[Data entries]

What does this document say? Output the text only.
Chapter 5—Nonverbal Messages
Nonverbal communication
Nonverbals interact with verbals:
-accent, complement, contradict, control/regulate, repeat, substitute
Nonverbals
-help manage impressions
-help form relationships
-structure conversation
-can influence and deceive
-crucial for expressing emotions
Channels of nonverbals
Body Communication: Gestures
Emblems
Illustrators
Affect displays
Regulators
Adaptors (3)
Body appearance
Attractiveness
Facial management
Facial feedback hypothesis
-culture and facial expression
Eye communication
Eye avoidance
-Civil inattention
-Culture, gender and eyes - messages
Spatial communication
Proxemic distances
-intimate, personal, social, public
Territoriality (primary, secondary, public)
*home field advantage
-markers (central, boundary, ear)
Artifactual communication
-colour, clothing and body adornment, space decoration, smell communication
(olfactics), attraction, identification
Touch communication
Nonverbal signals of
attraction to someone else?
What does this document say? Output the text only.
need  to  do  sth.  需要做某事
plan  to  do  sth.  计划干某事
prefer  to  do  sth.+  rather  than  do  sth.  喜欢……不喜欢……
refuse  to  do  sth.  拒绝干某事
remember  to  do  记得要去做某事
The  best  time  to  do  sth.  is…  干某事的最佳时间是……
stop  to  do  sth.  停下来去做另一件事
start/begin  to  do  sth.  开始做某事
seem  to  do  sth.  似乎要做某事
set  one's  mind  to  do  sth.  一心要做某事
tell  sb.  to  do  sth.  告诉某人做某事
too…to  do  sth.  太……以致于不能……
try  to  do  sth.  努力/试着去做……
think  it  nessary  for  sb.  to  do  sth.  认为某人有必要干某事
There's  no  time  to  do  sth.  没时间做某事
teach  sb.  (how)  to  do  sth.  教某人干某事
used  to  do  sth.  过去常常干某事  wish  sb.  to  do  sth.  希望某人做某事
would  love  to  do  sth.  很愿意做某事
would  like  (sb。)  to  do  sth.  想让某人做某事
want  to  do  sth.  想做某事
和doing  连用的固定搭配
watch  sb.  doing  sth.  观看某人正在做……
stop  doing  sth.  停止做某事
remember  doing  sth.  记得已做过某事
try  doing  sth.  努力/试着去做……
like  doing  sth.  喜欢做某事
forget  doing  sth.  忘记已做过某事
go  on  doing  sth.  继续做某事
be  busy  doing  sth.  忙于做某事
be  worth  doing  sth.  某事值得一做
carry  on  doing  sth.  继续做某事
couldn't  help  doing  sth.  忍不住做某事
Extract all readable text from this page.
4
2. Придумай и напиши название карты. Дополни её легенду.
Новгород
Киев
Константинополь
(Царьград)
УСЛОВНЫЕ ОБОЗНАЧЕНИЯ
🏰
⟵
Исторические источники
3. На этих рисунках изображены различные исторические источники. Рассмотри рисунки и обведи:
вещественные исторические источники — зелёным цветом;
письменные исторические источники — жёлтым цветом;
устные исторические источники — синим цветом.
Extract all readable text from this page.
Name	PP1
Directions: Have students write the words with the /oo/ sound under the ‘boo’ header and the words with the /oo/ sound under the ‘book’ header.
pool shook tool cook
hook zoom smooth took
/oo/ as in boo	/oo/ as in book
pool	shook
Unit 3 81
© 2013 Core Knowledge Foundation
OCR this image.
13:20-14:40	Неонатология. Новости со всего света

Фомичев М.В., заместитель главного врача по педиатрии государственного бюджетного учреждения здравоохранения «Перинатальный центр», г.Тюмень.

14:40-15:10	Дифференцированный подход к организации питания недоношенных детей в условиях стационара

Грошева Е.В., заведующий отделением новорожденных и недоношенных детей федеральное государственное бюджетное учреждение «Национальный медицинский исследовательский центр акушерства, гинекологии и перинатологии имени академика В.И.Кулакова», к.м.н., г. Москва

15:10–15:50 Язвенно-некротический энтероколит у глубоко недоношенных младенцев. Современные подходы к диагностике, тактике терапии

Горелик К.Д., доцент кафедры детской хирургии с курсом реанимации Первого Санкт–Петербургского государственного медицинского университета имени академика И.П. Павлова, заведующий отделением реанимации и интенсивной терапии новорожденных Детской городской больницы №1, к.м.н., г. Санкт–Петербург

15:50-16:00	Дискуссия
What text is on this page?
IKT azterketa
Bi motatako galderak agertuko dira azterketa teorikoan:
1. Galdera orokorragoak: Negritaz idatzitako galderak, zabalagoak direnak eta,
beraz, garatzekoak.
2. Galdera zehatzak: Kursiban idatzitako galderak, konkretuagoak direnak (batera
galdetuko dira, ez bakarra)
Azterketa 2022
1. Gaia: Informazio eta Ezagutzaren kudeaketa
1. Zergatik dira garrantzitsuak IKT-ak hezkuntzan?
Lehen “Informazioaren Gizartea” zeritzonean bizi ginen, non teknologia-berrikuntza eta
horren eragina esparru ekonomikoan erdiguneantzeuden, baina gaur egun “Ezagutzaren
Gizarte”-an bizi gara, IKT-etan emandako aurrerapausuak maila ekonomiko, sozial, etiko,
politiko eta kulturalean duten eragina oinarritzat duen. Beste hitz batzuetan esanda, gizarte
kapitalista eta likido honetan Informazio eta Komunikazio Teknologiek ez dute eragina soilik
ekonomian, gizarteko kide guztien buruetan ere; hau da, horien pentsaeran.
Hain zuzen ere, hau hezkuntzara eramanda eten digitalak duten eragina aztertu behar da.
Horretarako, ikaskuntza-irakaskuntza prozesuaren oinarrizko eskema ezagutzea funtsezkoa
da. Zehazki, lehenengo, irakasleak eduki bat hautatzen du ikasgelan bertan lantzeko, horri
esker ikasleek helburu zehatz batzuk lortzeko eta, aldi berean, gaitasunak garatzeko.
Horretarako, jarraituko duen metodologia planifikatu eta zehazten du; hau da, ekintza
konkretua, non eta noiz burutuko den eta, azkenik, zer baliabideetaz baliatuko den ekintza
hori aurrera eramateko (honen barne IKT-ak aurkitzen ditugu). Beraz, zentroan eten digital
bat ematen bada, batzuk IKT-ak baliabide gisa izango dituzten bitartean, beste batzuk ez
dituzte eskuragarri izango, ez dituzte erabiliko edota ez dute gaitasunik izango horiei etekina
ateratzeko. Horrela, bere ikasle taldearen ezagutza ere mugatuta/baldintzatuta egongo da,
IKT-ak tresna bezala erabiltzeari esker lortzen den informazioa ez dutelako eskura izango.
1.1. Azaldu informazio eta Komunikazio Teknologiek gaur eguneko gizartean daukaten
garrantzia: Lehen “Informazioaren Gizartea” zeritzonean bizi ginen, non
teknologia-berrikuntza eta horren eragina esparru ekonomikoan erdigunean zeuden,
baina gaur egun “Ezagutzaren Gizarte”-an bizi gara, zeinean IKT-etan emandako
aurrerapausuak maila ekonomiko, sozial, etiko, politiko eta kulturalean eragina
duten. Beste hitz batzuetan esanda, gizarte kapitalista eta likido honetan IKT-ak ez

## YOUR OBJECTIVE
Each line in the material above must be retyped without alteration.

## FULL SOLUTION
What does this document say? Output the text only.
Chapter 5—Nonverbal Messages
Nonverbal communication
Nonverbals interact with verbals:
-accent, complement, contradict, control/regulate, repeat, substitute
Nonverbals
-help manage impressions
-help form relationships
-structure conversation
-can influence and deceive
-crucial for expressing emotions
Channels of nonverbals
Body Communication: Gestures
Emblems
Illustrators
Affect displays
Regulators
Adaptors (3)
Body appearance
Attractiveness
Facial management
Facial feedback hypothesis
-culture and facial expression
Eye communication
Eye avoidance
-Civil inattention
-Culture, gender and eyes - messages
Spatial communication
Proxemic distances
-intimate, personal, social, public
Territoriality (primary, secondary, public)
*home field advantage
-markers (central, boundary, ear)
Artifactual communication
-colour, clothing and body adornment, space decoration, smell communication
(olfactics), attraction, identification
Touch communication
Nonverbal signals of
attraction to someone else?
What does this document say? Output the text only.
need  to  do  sth.  需要做某事
plan  to  do  sth.  计划干某事
prefer  to  do  sth.+  rather  than  do  sth.  喜欢……不喜欢……
refuse  to  do  sth.  拒绝干某事
remember  to  do  记得要去做某事
The  best  time  to  do  sth.  is…  干某事的最佳时间是……
stop  to  do  sth.  停下来去做另一件事
start/begin  to  do  sth.  开始做某事
seem  to  do  sth.  似乎要做某事
set  one's  mind  to  do  sth.  一心要做某事
tell  sb.  to  do  sth.  告诉某人做某事
too…to  do  sth.  太……以致于不能……
try  to  do  sth.  努力/试着去做……
think  it  nessary  for  sb.  to  do  sth.  认为某人有必要干某事
There's  no  time  to  do  sth.  没时间做某事
teach  sb.  (how)  to  do  sth.  教某人干某事
used  to  do  sth.  过去常常干某事  wish  sb.  to  do  sth.  希望某人做某事
would  love  to  do  sth.  很愿意做某事
would  like  (sb。)  to  do  sth.  想让某人做某事
want  to  do  sth.  想做某事
和doing  连用的固定搭配
watch  sb.  doing  sth.  观看某人正在做……
stop  doing  sth.  停止做某事
remember  doing  sth.  记得已做过某事
try  doing  sth.  努力/试着去做……
like  doing  sth.  喜欢做某事
forget  doing  sth.  忘记已做过某事
go  on  doing  sth.  继续做某事
be  busy  doing  sth.  忙于做某事
be  worth  doing  sth.  某事值得一做
carry  on  doing  sth.  继续做某事
couldn't  help  doing  sth.  忍不住做某事
Extract all readable text from this page.
4
2. Придумай и напиши название карты. Дополни её легенду.
Новгород
Киев
Константинополь
(Царьград)
УСЛОВНЫЕ ОБОЗНАЧЕНИЯ
🏰
⟵
Исторические источники
3. На этих рисунках изображены различные исторические источники. Рассмотри рисунки и обведи:
вещественные исторические источники — зелёным цветом;
письменные исторические источники — жёлтым цветом;
устные исторические источники — синим цветом.
Extract all readable text from this page.
Name	PP1
Directions: Have students write the words with the /oo/ sound under the ‘boo’ header and the words with the /oo/ sound under the ‘book’ header.
pool shook tool cook
hook zoom smooth took
/oo/ as in boo	/oo/ as in book
pool	shook
Unit 3 81
© 2013 Core Knowledge Foundation
OCR this image.
13:20-14:40	Неонатология. Новости со всего света

Фомичев М.В., заместитель главного врача по педиатрии государственного бюджетного учреждения здравоохранения «Перинатальный центр», г.Тюмень.

14:40-15:10	Дифференцированный подход к организации питания недоношенных детей в условиях стационара

Грошева Е.В., заведующий отделением новорожденных и недоношенных детей федеральное государственное бюджетное учреждение «Национальный медицинский исследовательский центр акушерства, гинекологии и перинатологии имени академика В.И.Кулакова», к.м.н., г. Москва

15:10–15:50 Язвенно-некротический энтероколит у глубоко недоношенных младенцев. Современные подходы к диагностике, тактике терапии

Горелик К.Д., доцент кафедры детской хирургии с курсом реанимации Первого Санкт–Петербургского государственного медицинского университета имени академика И.П. Павлова, заведующий отделением реанимации и интенсивной терапии новорожденных Детской городской больницы №1, к.м.н., г. Санкт–Петербург

15:50-16:00	Дискуссия
What text is on this page?
IKT azterketa
Bi motatako galderak agertuko dira azterketa teorikoan:
1. Galdera orokorragoak: Negritaz idatzitako galderak, zabalagoak direnak eta,
beraz, garatzekoak.
2. Galdera zehatzak: Kursiban idatzitako galderak, konkretuagoak direnak (batera
galdetuko dira, ez bakarra)
Azterketa 2022
1. Gaia: Informazio eta Ezagutzaren kudeaketa
1. Zergatik dira garrantzitsuak IKT-ak hezkuntzan?
Lehen “Informazioaren Gizartea” zeritzonean bizi ginen, non teknologia-berrikuntza eta
horren eragina esparru ekonomikoan erdiguneantzeuden, baina gaur egun “Ezagutzaren
Gizarte”-an bizi gara, IKT-etan emandako aurrerapausuak maila ekonomiko, sozial, etiko,
politiko eta kulturalean duten eragina oinarritzat duen. Beste hitz batzuetan esanda, gizarte
kapitalista eta likido honetan Informazio eta Komunikazio Teknologiek ez dute eragina soilik
ekonomian, gizarteko kide guztien buruetan ere; hau da, horien pentsaeran.
Hain zuzen ere, hau hezkuntzara eramanda eten digitalak duten eragina aztertu behar da.
Horretarako, ikaskuntza-irakaskuntza prozesuaren oinarrizko eskema ezagutzea funtsezkoa
da. Zehazki, lehenengo, irakasleak eduki bat hautatzen du ikasgelan bertan lantzeko, horri
esker ikasleek helburu zehatz batzuk lortzeko eta, aldi berean, gaitasunak garatzeko.
Horretarako, jarraituko duen metodologia planifikatu eta zehazten du; hau da, ekintza
konkretua, non eta noiz burutuko den eta, azkenik, zer baliabideetaz baliatuko den ekintza
hori aurrera eramateko (honen barne IKT-ak aurkitzen ditugu). Beraz, zentroan eten digital
bat ematen bada, batzuk IKT-ak baliabide gisa izango dituzten bitartean, beste batzuk ez
dituzte eskuragarri izango, ez dituzte erabiliko edota ez dute gaitasunik izango horiei etekina
ateratzeko. Horrela, bere ikasle taldearen ezagutza ere mugatuta/baldintzatuta egongo da,
IKT-ak tresna bezala erabiltzeari esker lortzen den informazioa ez dutelako eskura izango.
1.1. Azaldu informazio eta Komunikazio Teknologiek gaur eguneko gizartean daukaten
garrantzia: Lehen “Informazioaren Gizartea” zeritzonean bizi ginen, non
teknologia-berrikuntza eta horren eragina esparru ekonomikoan erdigunean zeuden,
baina gaur egun “Ezagutzaren Gizarte”-an bizi gara, zeinean IKT-etan emandako
aurrerapausuak maila ekonomiko, sozial, etiko, politiko eta kulturalean eragina
duten. Beste hitz batzuetan esanda, gizarte kapitalista eta likido honetan IKT-ak ez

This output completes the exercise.